= WHAT IS REQUIRED =
Seek out every line containing the word "level", and copy each.

= INPUT RECORDS =
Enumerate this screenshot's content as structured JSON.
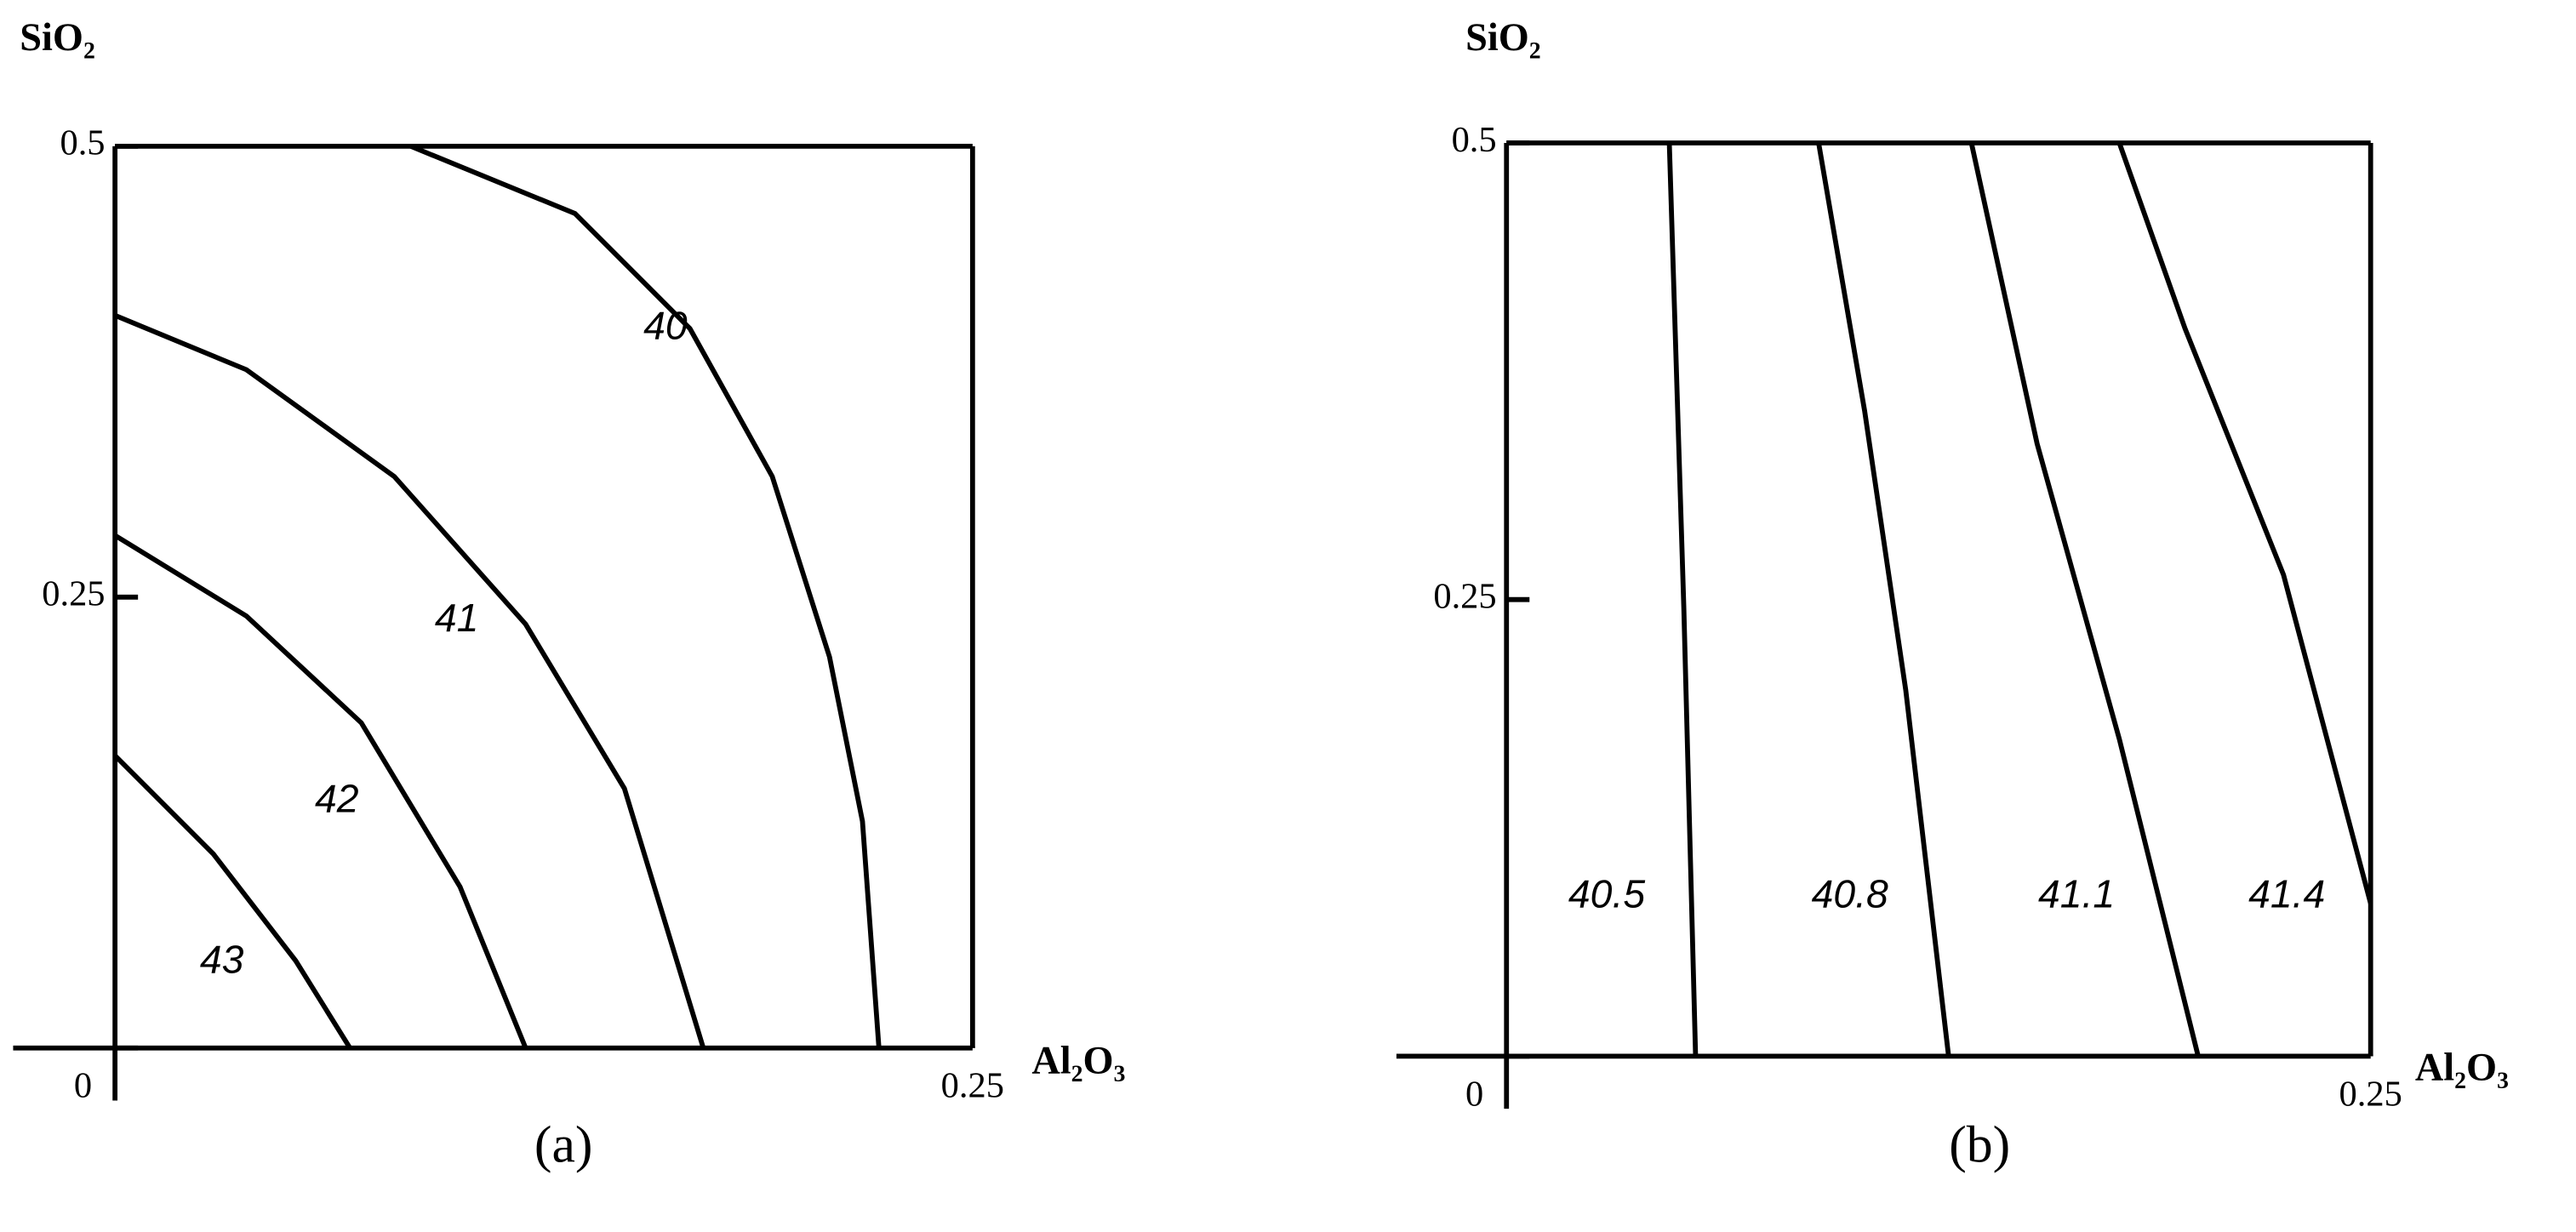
{
  "chart_data": [
    {
      "type": "contour",
      "panel_label": "(a)",
      "xlabel": "Al₂O₃",
      "ylabel": "SiO₂",
      "xlim": [
        0,
        0.25
      ],
      "ylim": [
        0,
        0.5
      ],
      "xticks": [
        0.25
      ],
      "yticks": [
        0,
        0.25,
        0.5
      ],
      "color": "#000000",
      "contours": [
        {
          "level": 40,
          "x": [
            0.0862,
            0.1341,
            0.1676,
            0.1916,
            0.2083,
            0.2179,
            0.2227
          ],
          "y": [
            0.5,
            0.4627,
            0.3989,
            0.3169,
            0.2168,
            0.1257,
            0
          ]
        },
        {
          "level": 41,
          "x": [
            0,
            0.0383,
            0.0814,
            0.1197,
            0.1485,
            0.1715
          ],
          "y": [
            0.4062,
            0.3761,
            0.3169,
            0.235,
            0.1439,
            0
          ]
        },
        {
          "level": 42,
          "x": [
            0,
            0.0383,
            0.0718,
            0.1006,
            0.1197
          ],
          "y": [
            0.2842,
            0.2395,
            0.1803,
            0.0893,
            0
          ]
        },
        {
          "level": 43,
          "x": [
            0,
            0.0287,
            0.0527,
            0.0685
          ],
          "y": [
            0.1621,
            0.1075,
            0.0483,
            0
          ]
        }
      ]
    },
    {
      "type": "contour",
      "panel_label": "(b)",
      "xlabel": "Al₂O₃",
      "ylabel": "SiO₂",
      "xlim": [
        0,
        0.25
      ],
      "ylim": [
        0,
        0.5
      ],
      "xticks": [
        0.25
      ],
      "yticks": [
        0,
        0.25,
        0.5
      ],
      "color": "#000000",
      "contours": [
        {
          "level": 40.5,
          "x": [
            0.0471,
            0.0513,
            0.0547
          ],
          "y": [
            0.5,
            0.2455,
            0
          ]
        },
        {
          "level": 40.8,
          "x": [
            0.0903,
            0.1036,
            0.1155,
            0.1279
          ],
          "y": [
            0.5,
            0.3534,
            0.2005,
            0
          ]
        },
        {
          "level": 41.1,
          "x": [
            0.1345,
            0.1535,
            0.1773,
            0.2001
          ],
          "y": [
            0.5,
            0.3354,
            0.1736,
            0
          ]
        },
        {
          "level": 41.4,
          "x": [
            0.1773,
            0.1963,
            0.2248,
            0.25
          ],
          "y": [
            0.5,
            0.3984,
            0.2635,
            0.0836
          ]
        }
      ]
    }
  ]
}
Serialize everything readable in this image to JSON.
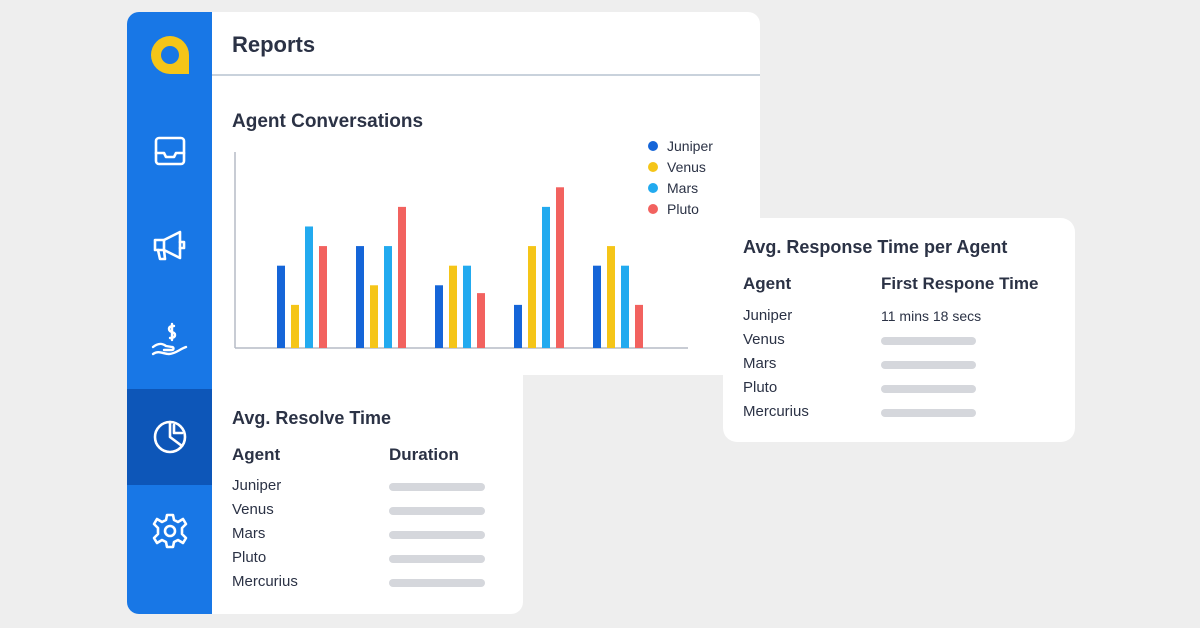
{
  "colors": {
    "sidebar": "#1877e6",
    "sidebar_active": "#0d56b8",
    "logo": "#f5c518",
    "juniper": "#1565d8",
    "venus": "#f5c518",
    "mars": "#22aaef",
    "pluto": "#f2625f"
  },
  "sidebar": {
    "logo_icon": "quiq-logo",
    "items": [
      {
        "icon": "inbox-icon",
        "active": false
      },
      {
        "icon": "megaphone-icon",
        "active": false
      },
      {
        "icon": "money-hand-icon",
        "active": false
      },
      {
        "icon": "pie-chart-icon",
        "active": true
      },
      {
        "icon": "gear-icon",
        "active": false
      }
    ]
  },
  "header": {
    "title": "Reports"
  },
  "chart": {
    "title": "Agent Conversations"
  },
  "chart_data": {
    "type": "bar",
    "categories": [
      "",
      "",
      "",
      "",
      ""
    ],
    "series": [
      {
        "name": "Juniper",
        "values": [
          42,
          52,
          32,
          22,
          42
        ]
      },
      {
        "name": "Venus",
        "values": [
          22,
          32,
          42,
          52,
          52
        ]
      },
      {
        "name": "Mars",
        "values": [
          62,
          52,
          42,
          72,
          42
        ]
      },
      {
        "name": "Pluto",
        "values": [
          52,
          72,
          28,
          82,
          22
        ]
      }
    ],
    "ylim": [
      0,
      100
    ],
    "grid": false,
    "legend": "top-right",
    "xlabel": "",
    "ylabel": ""
  },
  "resolve": {
    "title": "Avg. Resolve Time",
    "col_agent": "Agent",
    "col_duration": "Duration",
    "rows": [
      "Juniper",
      "Venus",
      "Mars",
      "Pluto",
      "Mercurius"
    ]
  },
  "response": {
    "title": "Avg. Response Time per Agent",
    "col_agent": "Agent",
    "col_time": "First Respone Time",
    "rows": [
      {
        "agent": "Juniper",
        "value": "11 mins 18 secs"
      },
      {
        "agent": "Venus",
        "value": ""
      },
      {
        "agent": "Mars",
        "value": ""
      },
      {
        "agent": "Pluto",
        "value": ""
      },
      {
        "agent": "Mercurius",
        "value": ""
      }
    ]
  }
}
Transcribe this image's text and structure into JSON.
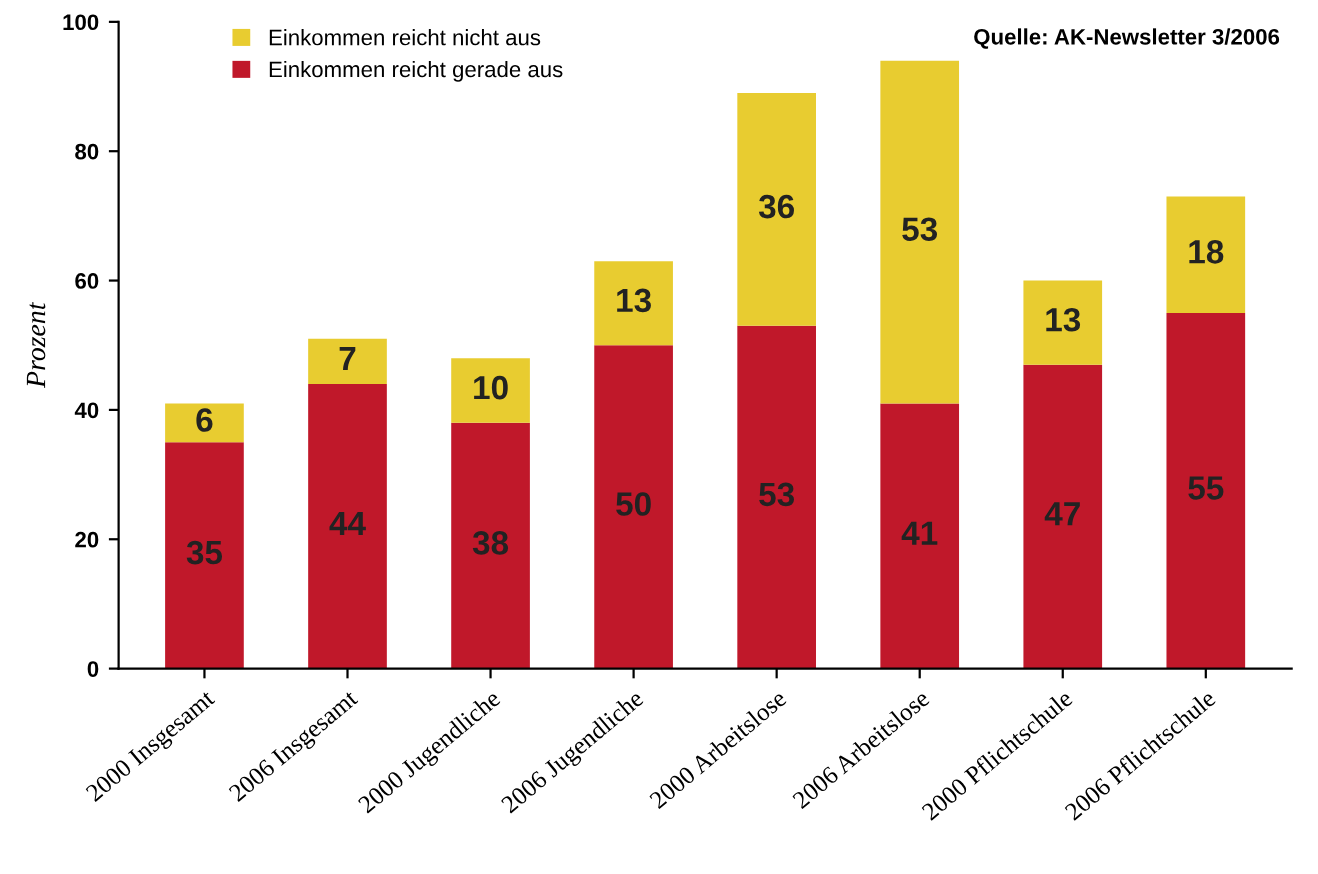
{
  "chart_data": {
    "type": "bar",
    "stacked": true,
    "ylabel": "Prozent",
    "categories": [
      "2000 Insgesamt",
      "2006 Insgesamt",
      "2000 Jugendliche",
      "2006 Jugendliche",
      "2000 Arbeitslose",
      "2006 Arbeitslose",
      "2000 Pflichtschule",
      "2006 Pflichtschule"
    ],
    "series": [
      {
        "name": "Einkommen reicht gerade aus",
        "color": "#c0182a",
        "values": [
          35,
          44,
          38,
          50,
          53,
          41,
          47,
          55
        ]
      },
      {
        "name": "Einkommen reicht nicht aus",
        "color": "#e8cc30",
        "values": [
          6,
          7,
          10,
          13,
          36,
          53,
          13,
          18
        ]
      }
    ],
    "ylim": [
      0,
      100
    ],
    "yticks": [
      0,
      20,
      40,
      60,
      80,
      100
    ],
    "grid": false,
    "legend": "top left",
    "data_labels": true,
    "annotations": [
      "Quelle: AK-Newsletter 3/2006"
    ]
  }
}
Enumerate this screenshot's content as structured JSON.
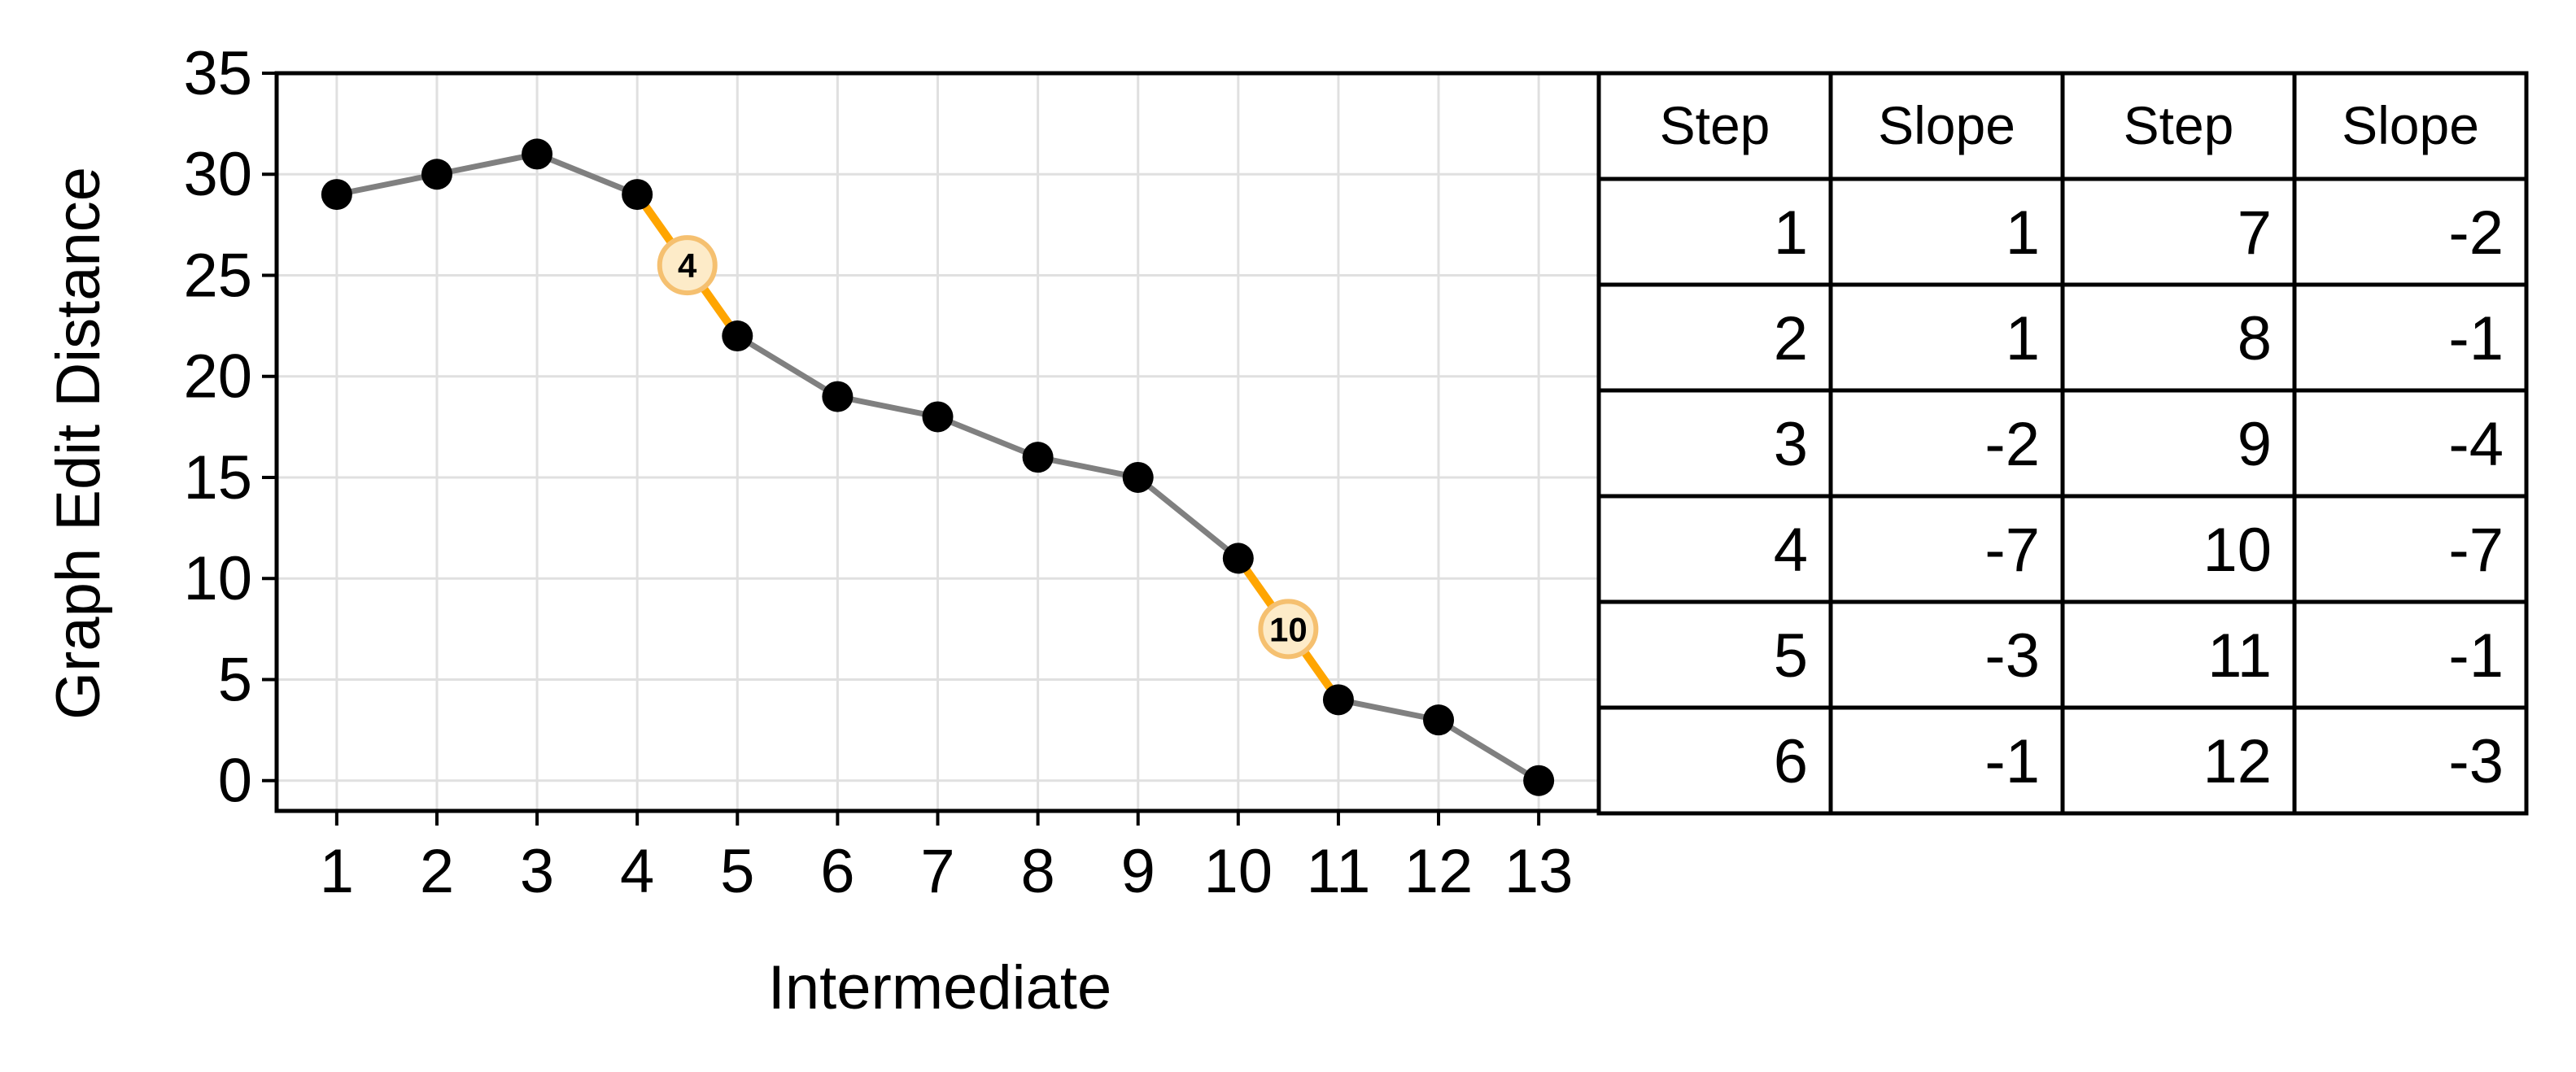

= TASK RESPONSE =
          "level": 40,
          "level": 41,
          "level": 42,
          "level": 43,
          "level": 40.5,
          "level": 40.8,
          "level": 41.1,
          "level": 41.4,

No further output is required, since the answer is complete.